WHAT IS EXPECTED>
Print all records exactly, leaving nothing out.

DATASET RECORDS>
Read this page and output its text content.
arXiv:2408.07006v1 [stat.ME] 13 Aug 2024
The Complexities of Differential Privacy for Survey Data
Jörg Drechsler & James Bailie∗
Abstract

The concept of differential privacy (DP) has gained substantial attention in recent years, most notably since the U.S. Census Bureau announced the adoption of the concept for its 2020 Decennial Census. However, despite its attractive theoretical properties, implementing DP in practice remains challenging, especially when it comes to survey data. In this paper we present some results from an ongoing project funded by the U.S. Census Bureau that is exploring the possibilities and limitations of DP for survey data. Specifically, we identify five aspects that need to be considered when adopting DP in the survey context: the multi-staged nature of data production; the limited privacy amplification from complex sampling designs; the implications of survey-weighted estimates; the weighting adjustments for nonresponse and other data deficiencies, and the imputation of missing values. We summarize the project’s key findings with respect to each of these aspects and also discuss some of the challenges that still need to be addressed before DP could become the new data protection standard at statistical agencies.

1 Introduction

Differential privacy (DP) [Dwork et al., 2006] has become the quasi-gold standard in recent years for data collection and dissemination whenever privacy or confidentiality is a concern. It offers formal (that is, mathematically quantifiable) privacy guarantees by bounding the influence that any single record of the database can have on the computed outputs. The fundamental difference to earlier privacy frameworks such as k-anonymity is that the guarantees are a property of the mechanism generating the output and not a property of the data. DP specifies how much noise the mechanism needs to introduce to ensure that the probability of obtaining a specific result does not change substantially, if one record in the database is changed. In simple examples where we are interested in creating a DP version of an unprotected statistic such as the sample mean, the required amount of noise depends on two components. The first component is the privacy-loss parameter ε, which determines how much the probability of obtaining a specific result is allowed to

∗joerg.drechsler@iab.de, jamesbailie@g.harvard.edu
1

SOLUTION FOR THIS PROBLEM>
Read this page and output its text content.
arXiv:2408.07006v1 [stat.ME] 13 Aug 2024
The Complexities of Differential Privacy for Survey Data
Jörg Drechsler & James Bailie∗
Abstract

The concept of differential privacy (DP) has gained substantial attention in recent years, most notably since the U.S. Census Bureau announced the adoption of the concept for its 2020 Decennial Census. However, despite its attractive theoretical properties, implementing DP in practice remains challenging, especially when it comes to survey data. In this paper we present some results from an ongoing project funded by the U.S. Census Bureau that is exploring the possibilities and limitations of DP for survey data. Specifically, we identify five aspects that need to be considered when adopting DP in the survey context: the multi-staged nature of data production; the limited privacy amplification from complex sampling designs; the implications of survey-weighted estimates; the weighting adjustments for nonresponse and other data deficiencies, and the imputation of missing values. We summarize the project’s key findings with respect to each of these aspects and also discuss some of the challenges that still need to be addressed before DP could become the new data protection standard at statistical agencies.

1 Introduction

Differential privacy (DP) [Dwork et al., 2006] has become the quasi-gold standard in recent years for data collection and dissemination whenever privacy or confidentiality is a concern. It offers formal (that is, mathematically quantifiable) privacy guarantees by bounding the influence that any single record of the database can have on the computed outputs. The fundamental difference to earlier privacy frameworks such as k-anonymity is that the guarantees are a property of the mechanism generating the output and not a property of the data. DP specifies how much noise the mechanism needs to introduce to ensure that the probability of obtaining a specific result does not change substantially, if one record in the database is changed. In simple examples where we are interested in creating a DP version of an unprotected statistic such as the sample mean, the required amount of noise depends on two components. The first component is the privacy-loss parameter ε, which determines how much the probability of obtaining a specific result is allowed to

∗joerg.drechsler@iab.de, jamesbailie@g.harvard.edu
1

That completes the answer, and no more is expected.